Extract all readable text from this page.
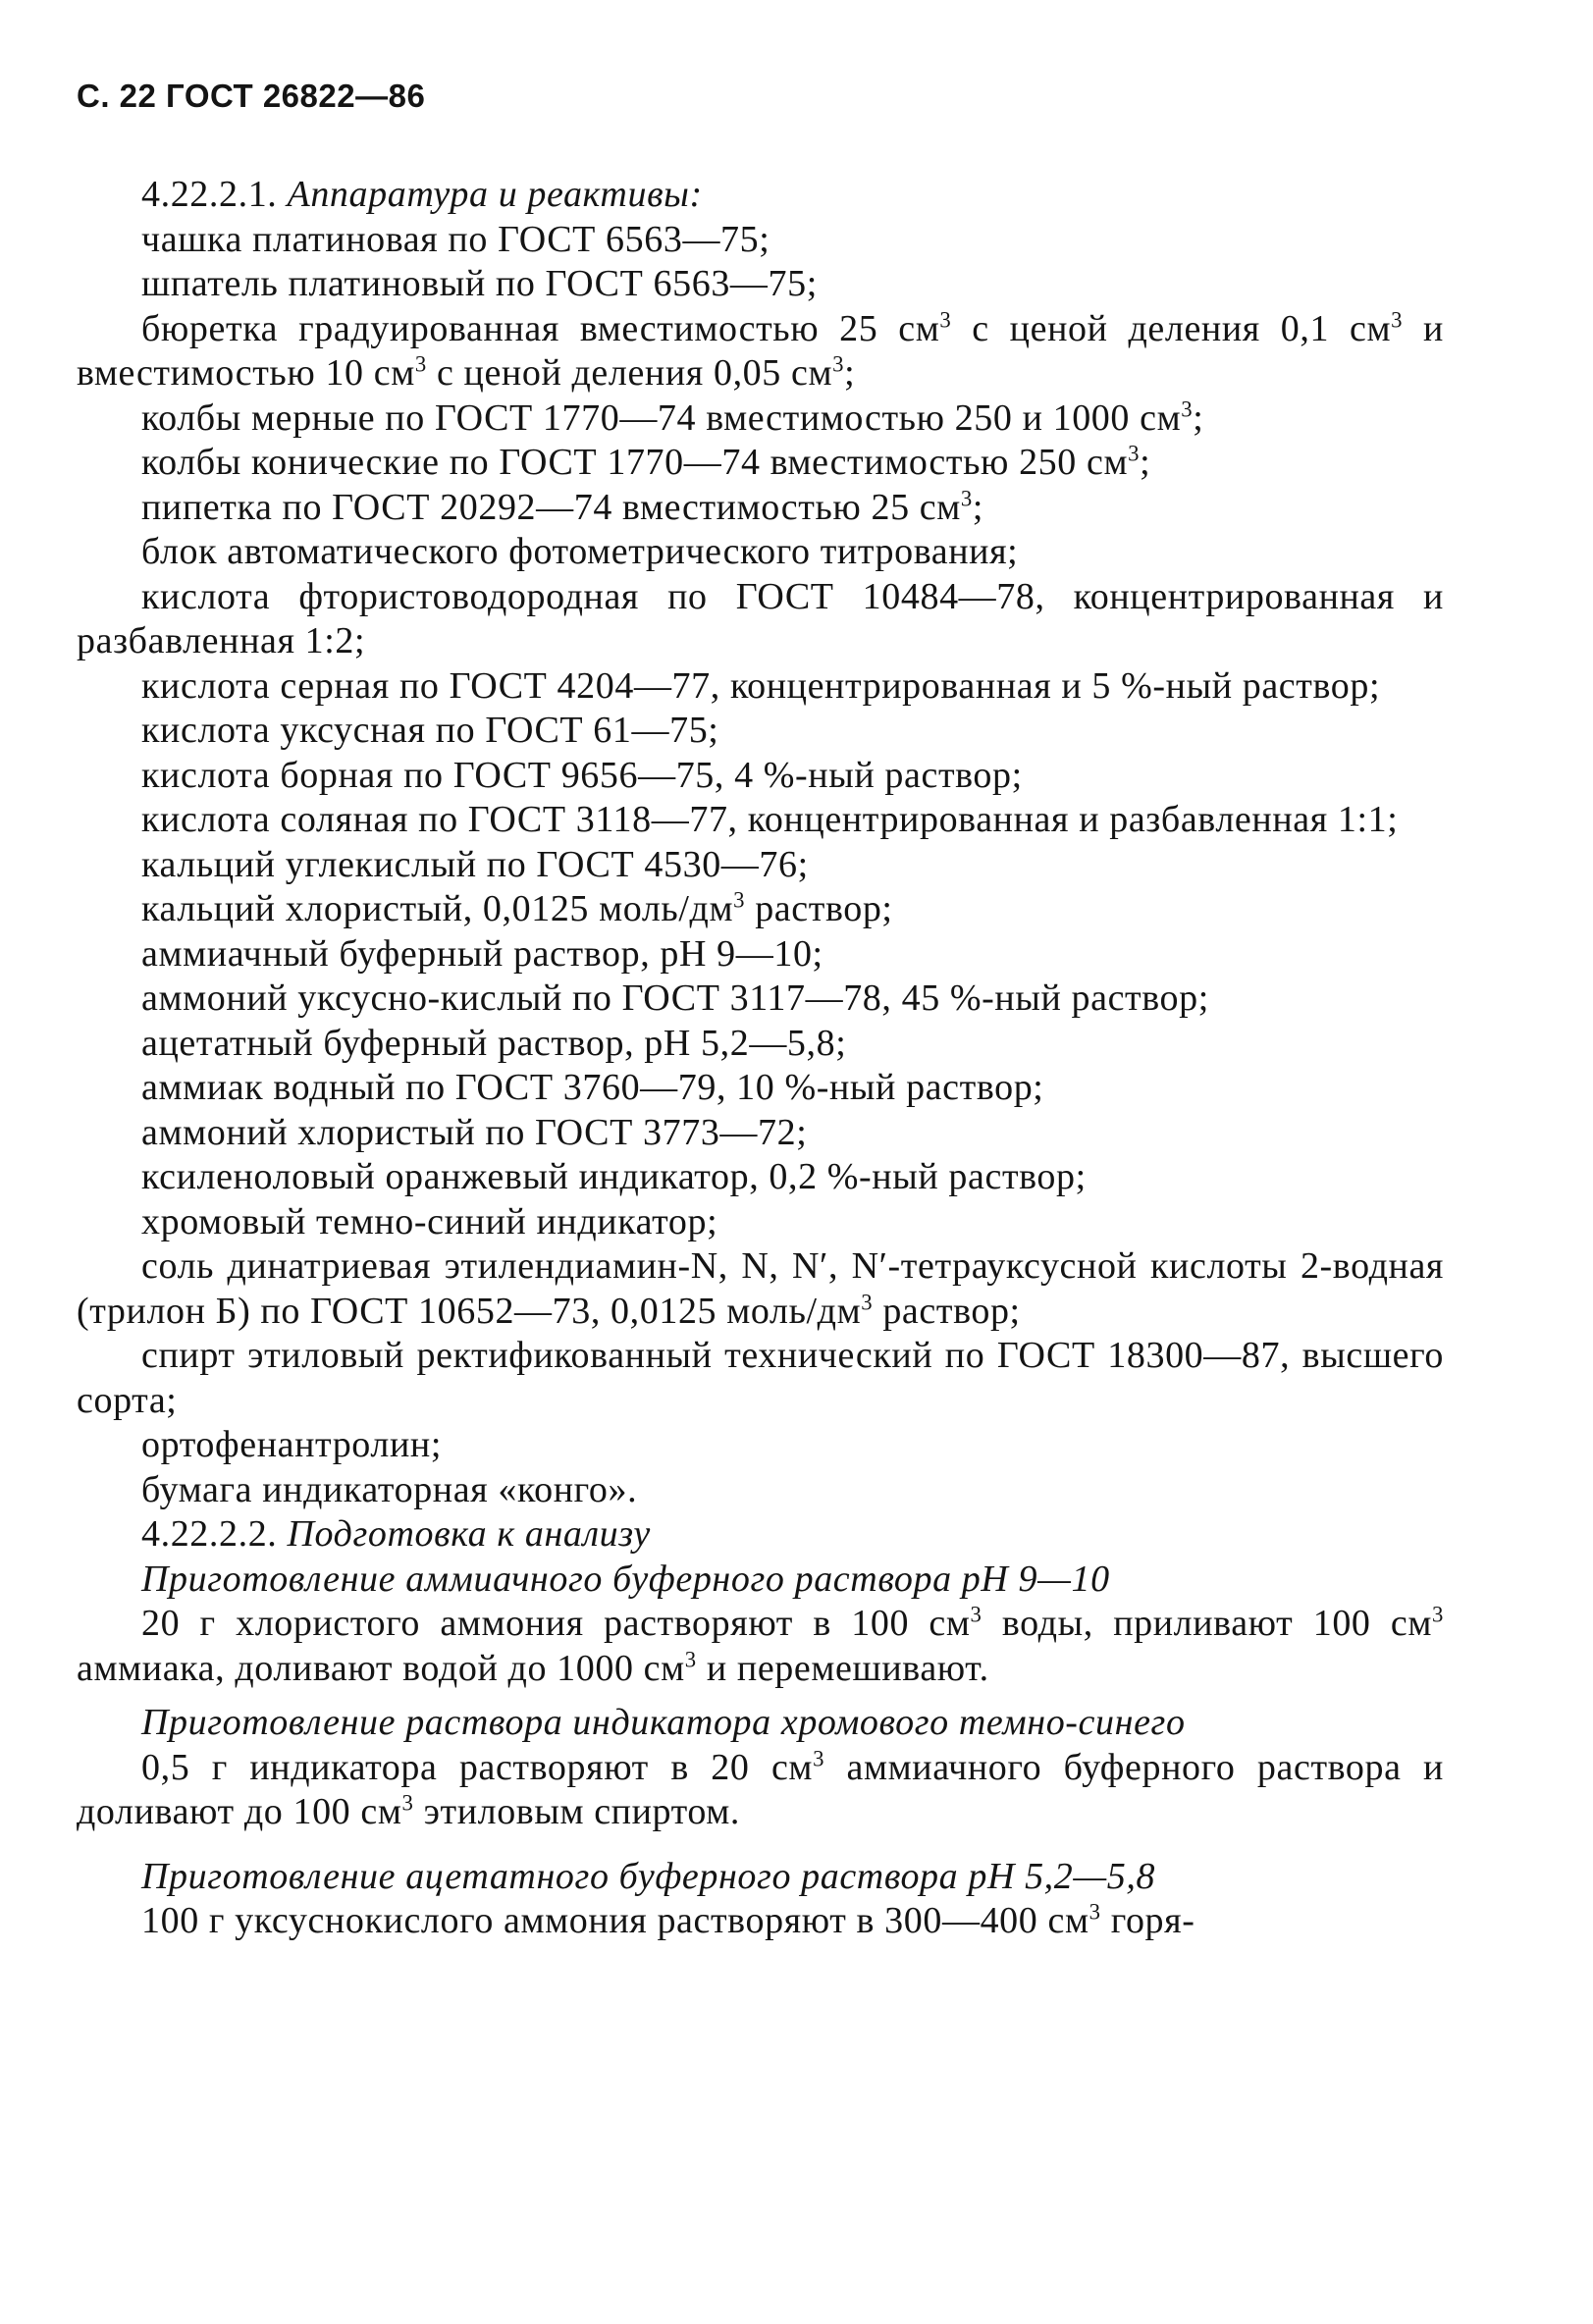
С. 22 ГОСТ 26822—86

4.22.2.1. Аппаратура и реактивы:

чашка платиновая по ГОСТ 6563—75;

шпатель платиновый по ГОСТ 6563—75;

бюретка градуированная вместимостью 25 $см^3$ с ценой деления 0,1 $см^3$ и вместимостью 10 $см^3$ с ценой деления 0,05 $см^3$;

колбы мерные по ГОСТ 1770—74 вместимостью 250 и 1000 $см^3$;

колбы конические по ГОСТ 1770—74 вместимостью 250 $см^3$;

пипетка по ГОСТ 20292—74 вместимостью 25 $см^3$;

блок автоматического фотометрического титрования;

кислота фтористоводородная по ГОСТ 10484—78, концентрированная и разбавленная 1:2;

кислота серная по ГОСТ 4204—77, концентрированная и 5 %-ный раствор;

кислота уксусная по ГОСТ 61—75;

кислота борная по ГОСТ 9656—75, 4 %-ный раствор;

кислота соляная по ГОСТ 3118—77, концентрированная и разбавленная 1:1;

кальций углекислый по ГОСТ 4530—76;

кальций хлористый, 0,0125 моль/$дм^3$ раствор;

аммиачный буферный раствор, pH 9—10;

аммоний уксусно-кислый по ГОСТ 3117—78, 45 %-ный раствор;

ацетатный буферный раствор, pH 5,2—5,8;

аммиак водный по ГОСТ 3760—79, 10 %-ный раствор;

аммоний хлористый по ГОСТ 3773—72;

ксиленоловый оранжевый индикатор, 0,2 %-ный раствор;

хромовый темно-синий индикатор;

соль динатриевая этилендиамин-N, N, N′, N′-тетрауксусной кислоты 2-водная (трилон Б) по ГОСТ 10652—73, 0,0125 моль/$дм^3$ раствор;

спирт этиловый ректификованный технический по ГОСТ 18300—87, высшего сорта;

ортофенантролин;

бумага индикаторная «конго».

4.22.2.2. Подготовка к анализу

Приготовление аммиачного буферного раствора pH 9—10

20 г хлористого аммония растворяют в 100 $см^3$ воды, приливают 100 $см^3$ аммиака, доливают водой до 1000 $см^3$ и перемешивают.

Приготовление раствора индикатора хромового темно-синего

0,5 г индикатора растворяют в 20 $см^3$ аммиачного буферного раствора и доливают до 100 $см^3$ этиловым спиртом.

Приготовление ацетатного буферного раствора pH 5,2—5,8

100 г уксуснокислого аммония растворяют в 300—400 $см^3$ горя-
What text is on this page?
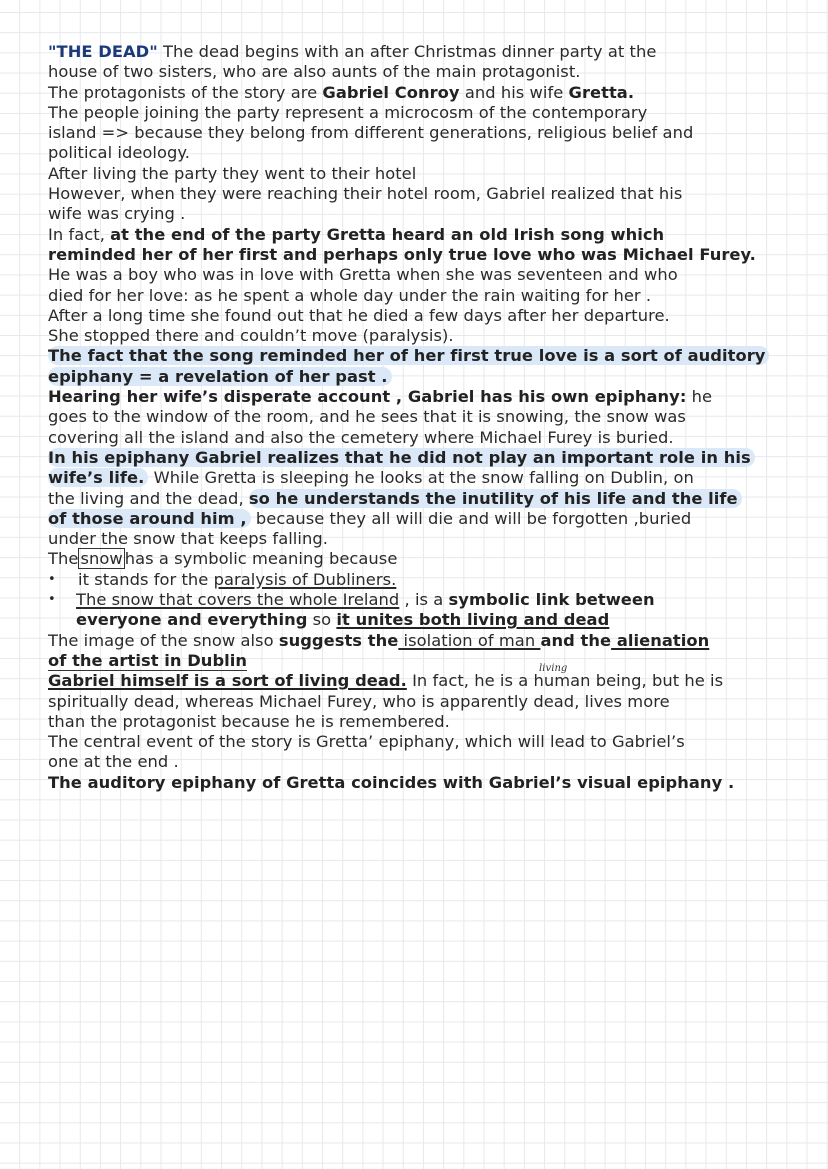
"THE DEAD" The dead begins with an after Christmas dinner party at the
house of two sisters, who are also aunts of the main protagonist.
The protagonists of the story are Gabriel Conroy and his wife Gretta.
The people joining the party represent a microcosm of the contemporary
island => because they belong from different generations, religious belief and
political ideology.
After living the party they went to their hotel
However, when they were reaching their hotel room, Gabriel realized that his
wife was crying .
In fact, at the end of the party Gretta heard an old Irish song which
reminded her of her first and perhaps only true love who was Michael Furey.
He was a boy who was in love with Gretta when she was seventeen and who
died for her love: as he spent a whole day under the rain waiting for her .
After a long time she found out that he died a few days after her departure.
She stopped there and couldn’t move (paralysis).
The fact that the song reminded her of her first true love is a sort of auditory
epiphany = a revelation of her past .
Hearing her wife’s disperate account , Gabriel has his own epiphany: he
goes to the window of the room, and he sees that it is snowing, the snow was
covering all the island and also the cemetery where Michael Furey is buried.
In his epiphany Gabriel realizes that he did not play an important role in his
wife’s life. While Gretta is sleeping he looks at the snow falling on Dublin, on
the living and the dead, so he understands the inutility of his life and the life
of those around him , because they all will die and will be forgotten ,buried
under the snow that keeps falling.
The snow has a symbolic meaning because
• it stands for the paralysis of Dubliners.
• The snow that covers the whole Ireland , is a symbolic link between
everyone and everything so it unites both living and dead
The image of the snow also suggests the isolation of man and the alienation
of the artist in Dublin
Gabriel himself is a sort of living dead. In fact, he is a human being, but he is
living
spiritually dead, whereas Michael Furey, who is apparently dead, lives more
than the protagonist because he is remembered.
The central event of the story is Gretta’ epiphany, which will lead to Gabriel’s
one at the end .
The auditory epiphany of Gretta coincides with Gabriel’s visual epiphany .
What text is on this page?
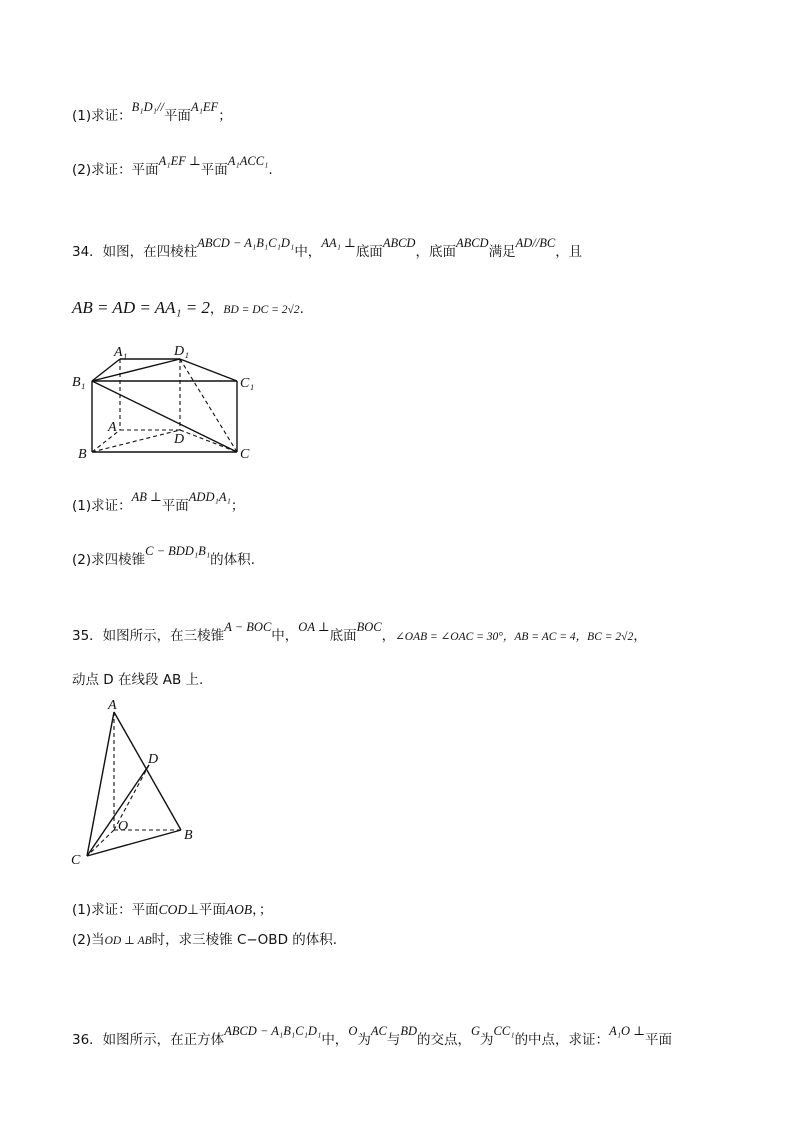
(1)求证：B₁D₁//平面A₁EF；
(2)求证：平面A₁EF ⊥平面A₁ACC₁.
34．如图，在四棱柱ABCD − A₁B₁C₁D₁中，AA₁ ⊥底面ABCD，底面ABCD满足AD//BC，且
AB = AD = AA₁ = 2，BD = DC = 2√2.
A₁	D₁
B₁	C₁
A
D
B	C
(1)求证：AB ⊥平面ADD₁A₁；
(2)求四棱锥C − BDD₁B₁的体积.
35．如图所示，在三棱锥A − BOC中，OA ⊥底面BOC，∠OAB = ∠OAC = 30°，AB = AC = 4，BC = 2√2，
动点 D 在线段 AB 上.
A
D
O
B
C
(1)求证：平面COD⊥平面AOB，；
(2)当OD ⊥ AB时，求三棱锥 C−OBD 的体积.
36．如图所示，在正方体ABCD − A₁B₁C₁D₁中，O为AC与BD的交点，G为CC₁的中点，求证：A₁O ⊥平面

########################################

_Stated exercise_
Nothing in the entries should change as you copy them, except that the pictures are left out.

_Answer for this exercise_
Extract all readable text from this page.
С. 22 ГОСТ 26822—86

4.22.2.1. Аппаратура и реактивы:

чашка платиновая по ГОСТ 6563—75;

шпатель платиновый по ГОСТ 6563—75;

бюретка градуированная вместимостью 25 $см^3$ с ценой деления 0,1 $см^3$ и вместимостью 10 $см^3$ с ценой деления 0,05 $см^3$;

колбы мерные по ГОСТ 1770—74 вместимостью 250 и 1000 $см^3$;

колбы конические по ГОСТ 1770—74 вместимостью 250 $см^3$;

пипетка по ГОСТ 20292—74 вместимостью 25 $см^3$;

блок автоматического фотометрического титрования;

кислота фтористоводородная по ГОСТ 10484—78, концентрированная и разбавленная 1:2;

кислота серная по ГОСТ 4204—77, концентрированная и 5 %-ный раствор;

кислота уксусная по ГОСТ 61—75;

кислота борная по ГОСТ 9656—75, 4 %-ный раствор;

кислота соляная по ГОСТ 3118—77, концентрированная и разбавленная 1:1;

кальций углекислый по ГОСТ 4530—76;

кальций хлористый, 0,0125 моль/$дм^3$ раствор;

аммиачный буферный раствор, pH 9—10;

аммоний уксусно-кислый по ГОСТ 3117—78, 45 %-ный раствор;

ацетатный буферный раствор, pH 5,2—5,8;

аммиак водный по ГОСТ 3760—79, 10 %-ный раствор;

аммоний хлористый по ГОСТ 3773—72;

ксиленоловый оранжевый индикатор, 0,2 %-ный раствор;

хромовый темно-синий индикатор;

соль динатриевая этилендиамин-N, N, N′, N′-тетрауксусной кислоты 2-водная (трилон Б) по ГОСТ 10652—73, 0,0125 моль/$дм^3$ раствор;

спирт этиловый ректификованный технический по ГОСТ 18300—87, высшего сорта;

ортофенантролин;

бумага индикаторная «конго».

4.22.2.2. Подготовка к анализу

Приготовление аммиачного буферного раствора pH 9—10

20 г хлористого аммония растворяют в 100 $см^3$ воды, приливают 100 $см^3$ аммиака, доливают водой до 1000 $см^3$ и перемешивают.

Приготовление раствора индикатора хромового темно-синего

0,5 г индикатора растворяют в 20 $см^3$ аммиачного буферного раствора и доливают до 100 $см^3$ этиловым спиртом.

Приготовление ацетатного буферного раствора pH 5,2—5,8

100 г уксуснокислого аммония растворяют в 300—400 $см^3$ горя-
What text is on this page?
"THE DEAD" The dead begins with an after Christmas dinner party at the
house of two sisters, who are also aunts of the main protagonist.
The protagonists of the story are Gabriel Conroy and his wife Gretta.
The people joining the party represent a microcosm of the contemporary
island => because they belong from different generations, religious belief and
political ideology.
After living the party they went to their hotel
However, when they were reaching their hotel room, Gabriel realized that his
wife was crying .
In fact, at the end of the party Gretta heard an old Irish song which
reminded her of her first and perhaps only true love who was Michael Furey.
He was a boy who was in love with Gretta when she was seventeen and who
died for her love: as he spent a whole day under the rain waiting for her .
After a long time she found out that he died a few days after her departure.
She stopped there and couldn’t move (paralysis).
The fact that the song reminded her of her first true love is a sort of auditory
epiphany = a revelation of her past .
Hearing her wife’s disperate account , Gabriel has his own epiphany: he
goes to the window of the room, and he sees that it is snowing, the snow was
covering all the island and also the cemetery where Michael Furey is buried.
In his epiphany Gabriel realizes that he did not play an important role in his
wife’s life. While Gretta is sleeping he looks at the snow falling on Dublin, on
the living and the dead, so he understands the inutility of his life and the life
of those around him , because they all will die and will be forgotten ,buried
under the snow that keeps falling.
The snow has a symbolic meaning because
• it stands for the paralysis of Dubliners.
• The snow that covers the whole Ireland , is a symbolic link between
everyone and everything so it unites both living and dead
The image of the snow also suggests the isolation of man and the alienation
of the artist in Dublin
Gabriel himself is a sort of living dead. In fact, he is a human being, but he is
living
spiritually dead, whereas Michael Furey, who is apparently dead, lives more
than the protagonist because he is remembered.
The central event of the story is Gretta’ epiphany, which will lead to Gabriel’s
one at the end .
The auditory epiphany of Gretta coincides with Gabriel’s visual epiphany .
What text is on this page?
(1)求证：B₁D₁//平面A₁EF；
(2)求证：平面A₁EF ⊥平面A₁ACC₁.
34．如图，在四棱柱ABCD − A₁B₁C₁D₁中，AA₁ ⊥底面ABCD，底面ABCD满足AD//BC，且
AB = AD = AA₁ = 2，BD = DC = 2√2.
A₁	D₁
B₁	C₁
A
D
B	C
(1)求证：AB ⊥平面ADD₁A₁；
(2)求四棱锥C − BDD₁B₁的体积.
35．如图所示，在三棱锥A − BOC中，OA ⊥底面BOC，∠OAB = ∠OAC = 30°，AB = AC = 4，BC = 2√2，
动点 D 在线段 AB 上.
A
D
O
B
C
(1)求证：平面COD⊥平面AOB，；
(2)当OD ⊥ AB时，求三棱锥 C−OBD 的体积.
36．如图所示，在正方体ABCD − A₁B₁C₁D₁中，O为AC与BD的交点，G为CC₁的中点，求证：A₁O ⊥平面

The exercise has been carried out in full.